- Task objective -
Return all of the data exactly, with nothing left out but the pictures.

- Material provided -
▬▬▬▬▬▬

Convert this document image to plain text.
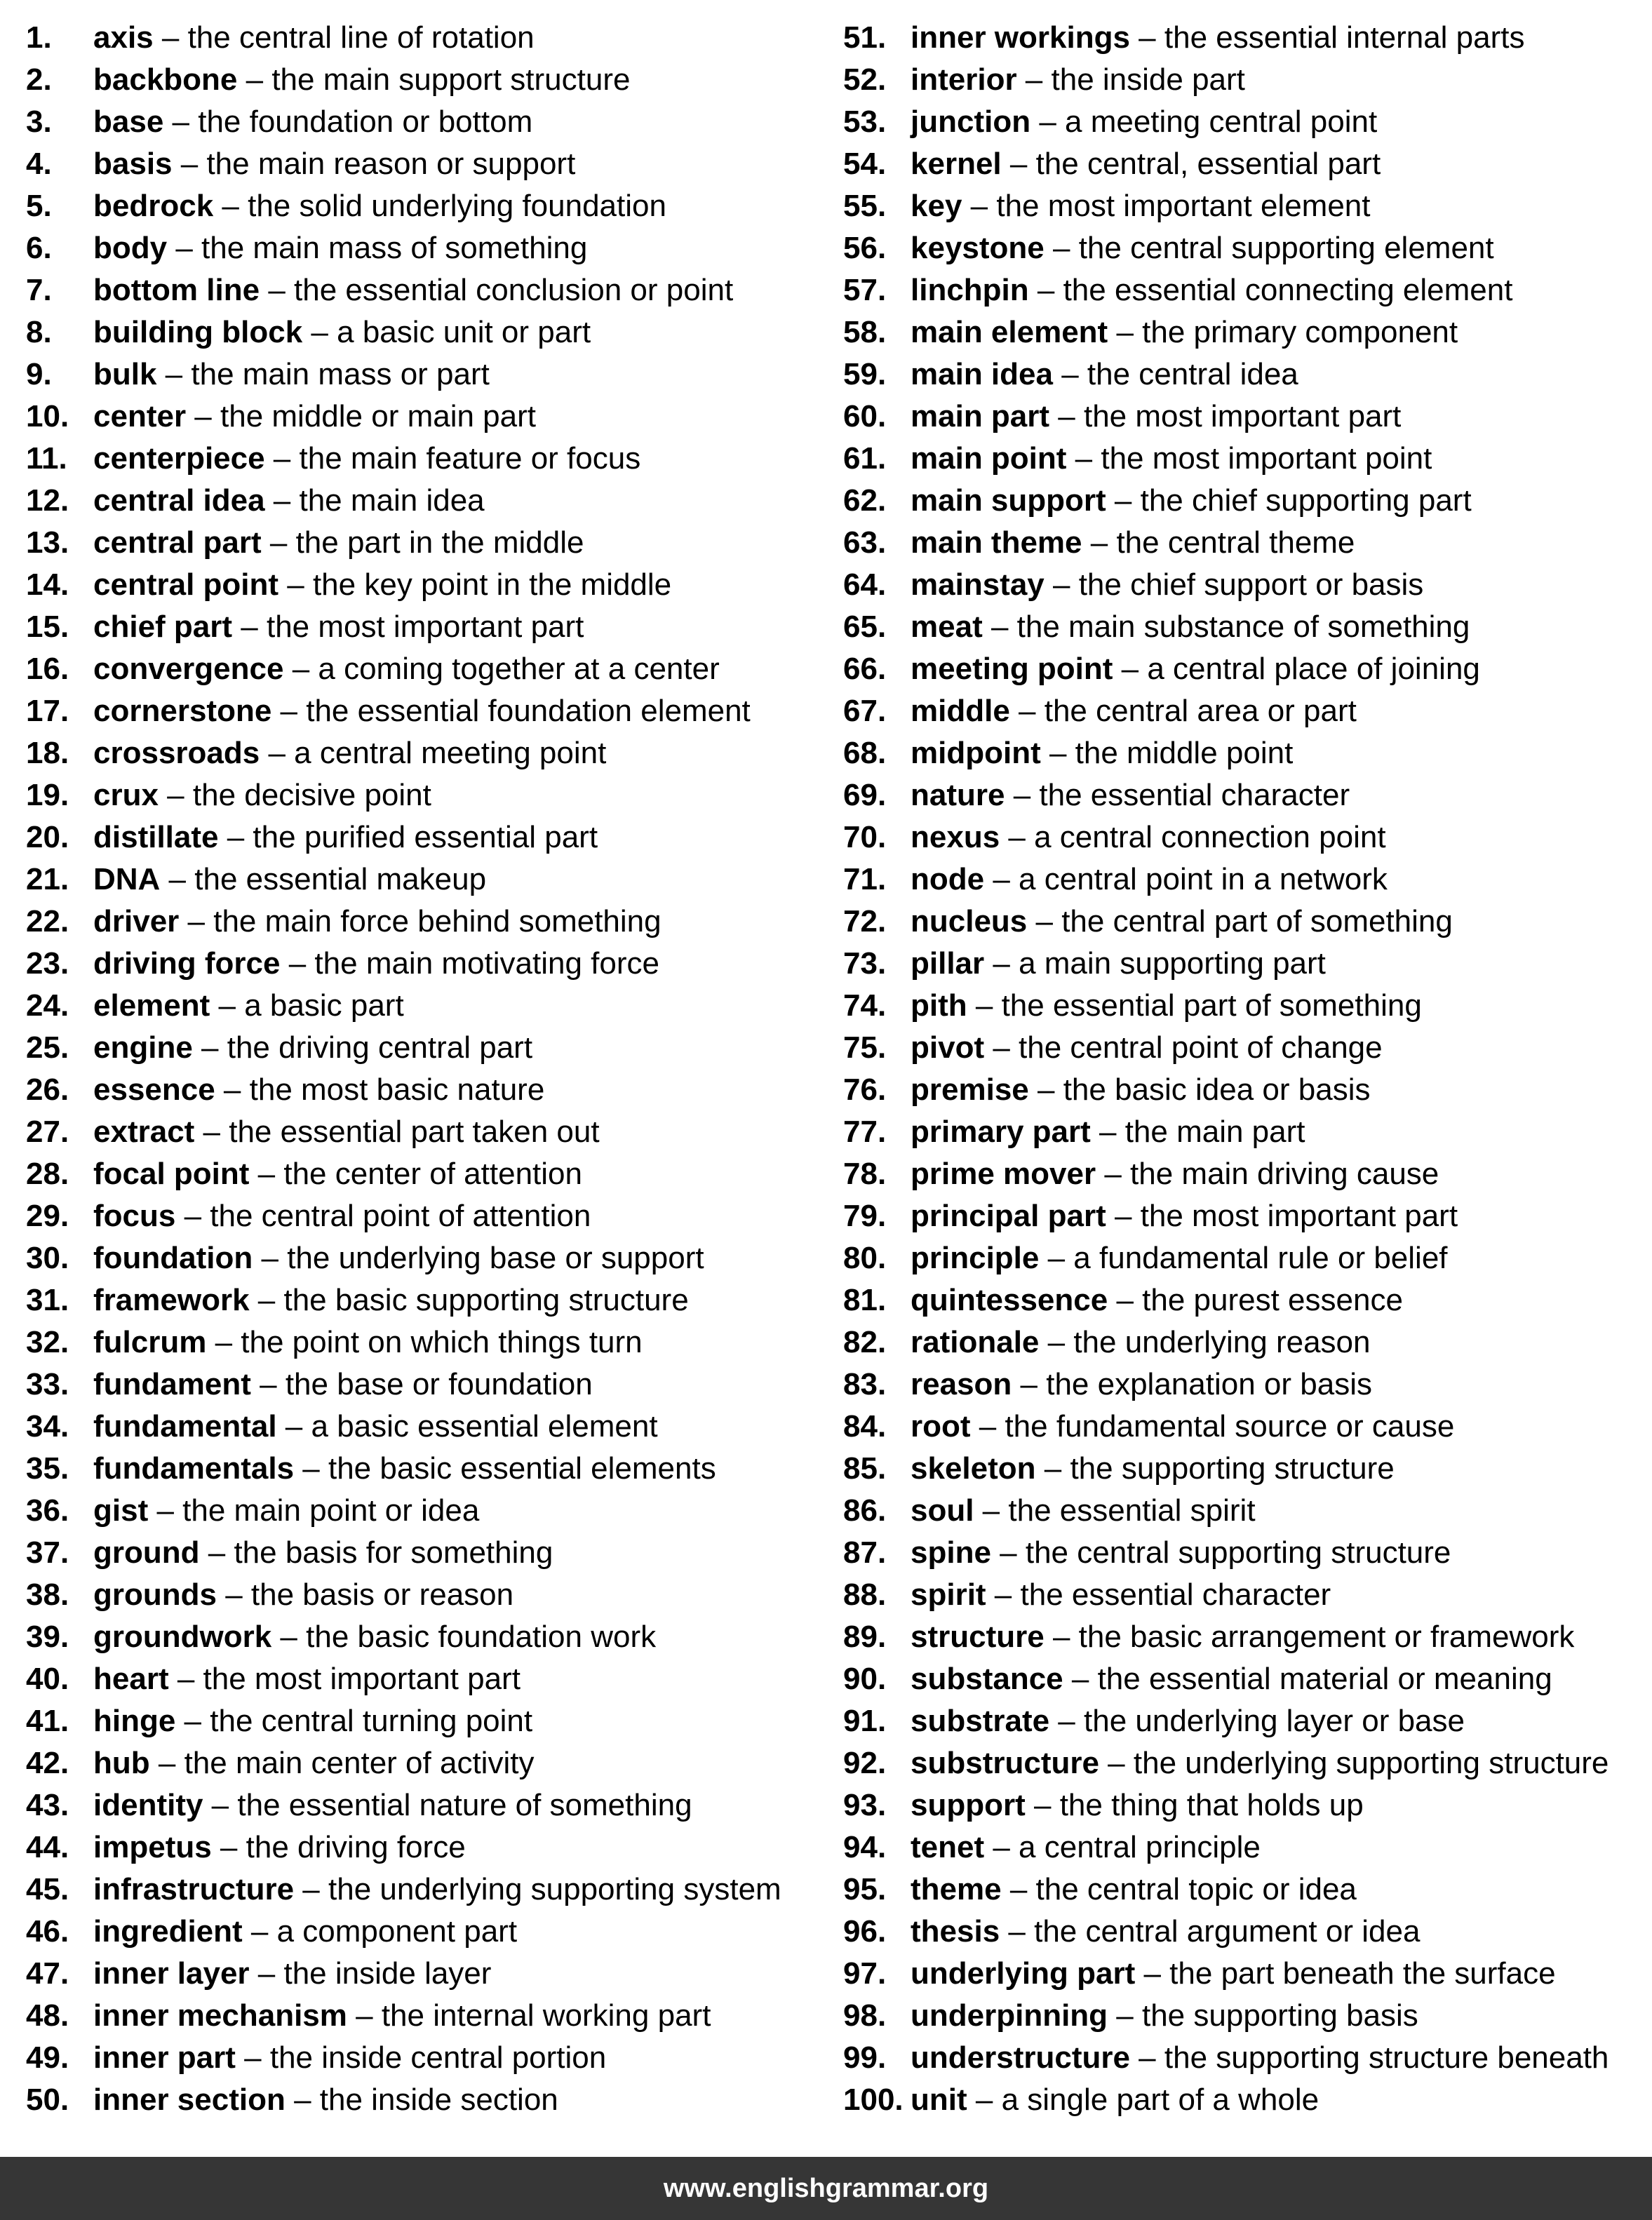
1.	axis – the central line of rotation
2.	backbone – the main support structure
3.	base – the foundation or bottom
4.	basis – the main reason or support
5.	bedrock – the solid underlying foundation
6.	body – the main mass of something
7.	bottom line – the essential conclusion or point
8.	building block – a basic unit or part
9.	bulk – the main mass or part
10. center – the middle or main part
11. centerpiece – the main feature or focus
12. central idea – the main idea
13. central part – the part in the middle
14. central point – the key point in the middle
15. chief part – the most important part
16. convergence – a coming together at a center
17. cornerstone – the essential foundation element
18. crossroads – a central meeting point
19. crux – the decisive point
20. distillate – the purified essential part
21. DNA – the essential makeup
22. driver – the main force behind something
23. driving force – the main motivating force
24. element – a basic part
25. engine – the driving central part
26. essence – the most basic nature
27. extract – the essential part taken out
28. focal point – the center of attention
29. focus – the central point of attention
30. foundation – the underlying base or support
31. framework – the basic supporting structure
32. fulcrum – the point on which things turn
33. fundament – the base or foundation
34. fundamental – a basic essential element
35. fundamentals – the basic essential elements
36. gist – the main point or idea
37. ground – the basis for something
38. grounds – the basis or reason
39. groundwork – the basic foundation work
40. heart – the most important part
41. hinge – the central turning point
42. hub – the main center of activity
43. identity – the essential nature of something
44. impetus – the driving force
45. infrastructure – the underlying supporting system
46. ingredient – a component part
47. inner layer – the inside layer
48. inner mechanism – the internal working part
49. inner part – the inside central portion
50. inner section – the inside section
51. inner workings – the essential internal parts
52. interior – the inside part
53. junction – a meeting central point
54. kernel – the central, essential part
55. key – the most important element
56. keystone – the central supporting element
57. linchpin – the essential connecting element
58. main element – the primary component
59. main idea – the central idea
60. main part – the most important part
61. main point – the most important point
62. main support – the chief supporting part
63. main theme – the central theme
64. mainstay – the chief support or basis
65. meat – the main substance of something
66. meeting point – a central place of joining
67. middle – the central area or part
68. midpoint – the middle point
69. nature – the essential character
70. nexus – a central connection point
71. node – a central point in a network
72. nucleus – the central part of something
73. pillar – a main supporting part
74. pith – the essential part of something
75. pivot – the central point of change
76. premise – the basic idea or basis
77. primary part – the main part
78. prime mover – the main driving cause
79. principal part – the most important part
80. principle – a fundamental rule or belief
81. quintessence – the purest essence
82. rationale – the underlying reason
83. reason – the explanation or basis
84. root – the fundamental source or cause
85. skeleton – the supporting structure
86. soul – the essential spirit
87. spine – the central supporting structure
88. spirit – the essential character
89. structure – the basic arrangement or framework
90. substance – the essential material or meaning
91. substrate – the underlying layer or base
92. substructure – the underlying supporting structure
93. support – the thing that holds up
94. tenet – a central principle
95. theme – the central topic or idea
96. thesis – the central argument or idea
97. underlying part – the part beneath the surface
98. underpinning – the supporting basis
99. understructure – the supporting structure beneath
100. unit – a single part of a whole
www.englishgrammar.org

▬▬▬▬▬▬

- Worked answer -
Convert this document image to plain text.
1.	axis – the central line of rotation
2.	backbone – the main support structure
3.	base – the foundation or bottom
4.	basis – the main reason or support
5.	bedrock – the solid underlying foundation
6.	body – the main mass of something
7.	bottom line – the essential conclusion or point
8.	building block – a basic unit or part
9.	bulk – the main mass or part
10. center – the middle or main part
11. centerpiece – the main feature or focus
12. central idea – the main idea
13. central part – the part in the middle
14. central point – the key point in the middle
15. chief part – the most important part
16. convergence – a coming together at a center
17. cornerstone – the essential foundation element
18. crossroads – a central meeting point
19. crux – the decisive point
20. distillate – the purified essential part
21. DNA – the essential makeup
22. driver – the main force behind something
23. driving force – the main motivating force
24. element – a basic part
25. engine – the driving central part
26. essence – the most basic nature
27. extract – the essential part taken out
28. focal point – the center of attention
29. focus – the central point of attention
30. foundation – the underlying base or support
31. framework – the basic supporting structure
32. fulcrum – the point on which things turn
33. fundament – the base or foundation
34. fundamental – a basic essential element
35. fundamentals – the basic essential elements
36. gist – the main point or idea
37. ground – the basis for something
38. grounds – the basis or reason
39. groundwork – the basic foundation work
40. heart – the most important part
41. hinge – the central turning point
42. hub – the main center of activity
43. identity – the essential nature of something
44. impetus – the driving force
45. infrastructure – the underlying supporting system
46. ingredient – a component part
47. inner layer – the inside layer
48. inner mechanism – the internal working part
49. inner part – the inside central portion
50. inner section – the inside section
51. inner workings – the essential internal parts
52. interior – the inside part
53. junction – a meeting central point
54. kernel – the central, essential part
55. key – the most important element
56. keystone – the central supporting element
57. linchpin – the essential connecting element
58. main element – the primary component
59. main idea – the central idea
60. main part – the most important part
61. main point – the most important point
62. main support – the chief supporting part
63. main theme – the central theme
64. mainstay – the chief support or basis
65. meat – the main substance of something
66. meeting point – a central place of joining
67. middle – the central area or part
68. midpoint – the middle point
69. nature – the essential character
70. nexus – a central connection point
71. node – a central point in a network
72. nucleus – the central part of something
73. pillar – a main supporting part
74. pith – the essential part of something
75. pivot – the central point of change
76. premise – the basic idea or basis
77. primary part – the main part
78. prime mover – the main driving cause
79. principal part – the most important part
80. principle – a fundamental rule or belief
81. quintessence – the purest essence
82. rationale – the underlying reason
83. reason – the explanation or basis
84. root – the fundamental source or cause
85. skeleton – the supporting structure
86. soul – the essential spirit
87. spine – the central supporting structure
88. spirit – the essential character
89. structure – the basic arrangement or framework
90. substance – the essential material or meaning
91. substrate – the underlying layer or base
92. substructure – the underlying supporting structure
93. support – the thing that holds up
94. tenet – a central principle
95. theme – the central topic or idea
96. thesis – the central argument or idea
97. underlying part – the part beneath the surface
98. underpinning – the supporting basis
99. understructure – the supporting structure beneath
100. unit – a single part of a whole
www.englishgrammar.org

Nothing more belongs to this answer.